ENTRIES PROVIDED →
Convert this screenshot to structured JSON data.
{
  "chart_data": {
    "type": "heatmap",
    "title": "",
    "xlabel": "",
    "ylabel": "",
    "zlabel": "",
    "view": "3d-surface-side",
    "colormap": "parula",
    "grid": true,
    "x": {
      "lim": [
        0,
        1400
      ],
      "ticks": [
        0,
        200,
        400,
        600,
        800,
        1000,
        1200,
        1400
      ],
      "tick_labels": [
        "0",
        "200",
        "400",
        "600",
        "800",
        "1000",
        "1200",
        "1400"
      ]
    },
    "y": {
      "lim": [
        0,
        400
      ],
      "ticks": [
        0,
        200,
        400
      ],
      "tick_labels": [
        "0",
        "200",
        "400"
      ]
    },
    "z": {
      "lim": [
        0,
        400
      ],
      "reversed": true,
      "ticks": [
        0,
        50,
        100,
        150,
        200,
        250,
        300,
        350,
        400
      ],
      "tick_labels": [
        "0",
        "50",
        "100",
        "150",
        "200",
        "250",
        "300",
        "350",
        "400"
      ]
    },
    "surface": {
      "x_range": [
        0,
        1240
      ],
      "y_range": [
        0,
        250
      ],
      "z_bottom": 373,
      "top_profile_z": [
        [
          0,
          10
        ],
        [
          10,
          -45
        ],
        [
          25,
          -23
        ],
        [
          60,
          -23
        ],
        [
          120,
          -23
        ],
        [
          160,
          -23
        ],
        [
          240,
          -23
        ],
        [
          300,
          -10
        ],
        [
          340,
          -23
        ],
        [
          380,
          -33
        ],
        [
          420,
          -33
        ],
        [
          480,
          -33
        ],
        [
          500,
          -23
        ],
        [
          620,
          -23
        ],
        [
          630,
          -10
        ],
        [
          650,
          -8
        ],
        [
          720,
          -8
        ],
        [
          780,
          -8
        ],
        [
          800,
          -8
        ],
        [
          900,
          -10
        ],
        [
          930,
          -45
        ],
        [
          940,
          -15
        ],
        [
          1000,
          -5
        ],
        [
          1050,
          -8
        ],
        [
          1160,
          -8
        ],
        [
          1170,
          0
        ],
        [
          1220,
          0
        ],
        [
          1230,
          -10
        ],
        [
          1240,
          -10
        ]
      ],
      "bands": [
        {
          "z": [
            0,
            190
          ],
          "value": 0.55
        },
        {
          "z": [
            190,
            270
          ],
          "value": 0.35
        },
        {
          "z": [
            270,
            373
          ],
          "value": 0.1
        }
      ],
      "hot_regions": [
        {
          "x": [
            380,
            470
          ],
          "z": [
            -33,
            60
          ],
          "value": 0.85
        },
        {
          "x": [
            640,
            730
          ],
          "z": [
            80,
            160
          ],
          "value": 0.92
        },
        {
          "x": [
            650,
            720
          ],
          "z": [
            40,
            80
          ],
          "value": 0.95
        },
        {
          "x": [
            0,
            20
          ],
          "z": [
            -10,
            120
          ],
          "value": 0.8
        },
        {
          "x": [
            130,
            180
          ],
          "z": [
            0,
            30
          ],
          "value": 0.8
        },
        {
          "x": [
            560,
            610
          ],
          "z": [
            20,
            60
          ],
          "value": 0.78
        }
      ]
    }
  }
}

DESCRIPTION OF THE TASK → Make an exact copy of the listing, including every line.

TASK ANSWER →
Convert this screenshot to structured JSON data.
{
  "chart_data": {
    "type": "heatmap",
    "title": "",
    "xlabel": "",
    "ylabel": "",
    "zlabel": "",
    "view": "3d-surface-side",
    "colormap": "parula",
    "grid": true,
    "x": {
      "lim": [
        0,
        1400
      ],
      "ticks": [
        0,
        200,
        400,
        600,
        800,
        1000,
        1200,
        1400
      ],
      "tick_labels": [
        "0",
        "200",
        "400",
        "600",
        "800",
        "1000",
        "1200",
        "1400"
      ]
    },
    "y": {
      "lim": [
        0,
        400
      ],
      "ticks": [
        0,
        200,
        400
      ],
      "tick_labels": [
        "0",
        "200",
        "400"
      ]
    },
    "z": {
      "lim": [
        0,
        400
      ],
      "reversed": true,
      "ticks": [
        0,
        50,
        100,
        150,
        200,
        250,
        300,
        350,
        400
      ],
      "tick_labels": [
        "0",
        "50",
        "100",
        "150",
        "200",
        "250",
        "300",
        "350",
        "400"
      ]
    },
    "surface": {
      "x_range": [
        0,
        1240
      ],
      "y_range": [
        0,
        250
      ],
      "z_bottom": 373,
      "top_profile_z": [
        [
          0,
          10
        ],
        [
          10,
          -45
        ],
        [
          25,
          -23
        ],
        [
          60,
          -23
        ],
        [
          120,
          -23
        ],
        [
          160,
          -23
        ],
        [
          240,
          -23
        ],
        [
          300,
          -10
        ],
        [
          340,
          -23
        ],
        [
          380,
          -33
        ],
        [
          420,
          -33
        ],
        [
          480,
          -33
        ],
        [
          500,
          -23
        ],
        [
          620,
          -23
        ],
        [
          630,
          -10
        ],
        [
          650,
          -8
        ],
        [
          720,
          -8
        ],
        [
          780,
          -8
        ],
        [
          800,
          -8
        ],
        [
          900,
          -10
        ],
        [
          930,
          -45
        ],
        [
          940,
          -15
        ],
        [
          1000,
          -5
        ],
        [
          1050,
          -8
        ],
        [
          1160,
          -8
        ],
        [
          1170,
          0
        ],
        [
          1220,
          0
        ],
        [
          1230,
          -10
        ],
        [
          1240,
          -10
        ]
      ],
      "bands": [
        {
          "z": [
            0,
            190
          ],
          "value": 0.55
        },
        {
          "z": [
            190,
            270
          ],
          "value": 0.35
        },
        {
          "z": [
            270,
            373
          ],
          "value": 0.1
        }
      ],
      "hot_regions": [
        {
          "x": [
            380,
            470
          ],
          "z": [
            -33,
            60
          ],
          "value": 0.85
        },
        {
          "x": [
            640,
            730
          ],
          "z": [
            80,
            160
          ],
          "value": 0.92
        },
        {
          "x": [
            650,
            720
          ],
          "z": [
            40,
            80
          ],
          "value": 0.95
        },
        {
          "x": [
            0,
            20
          ],
          "z": [
            -10,
            120
          ],
          "value": 0.8
        },
        {
          "x": [
            130,
            180
          ],
          "z": [
            0,
            30
          ],
          "value": 0.8
        },
        {
          "x": [
            560,
            610
          ],
          "z": [
            20,
            60
          ],
          "value": 0.78
        }
      ]
    }
  }
}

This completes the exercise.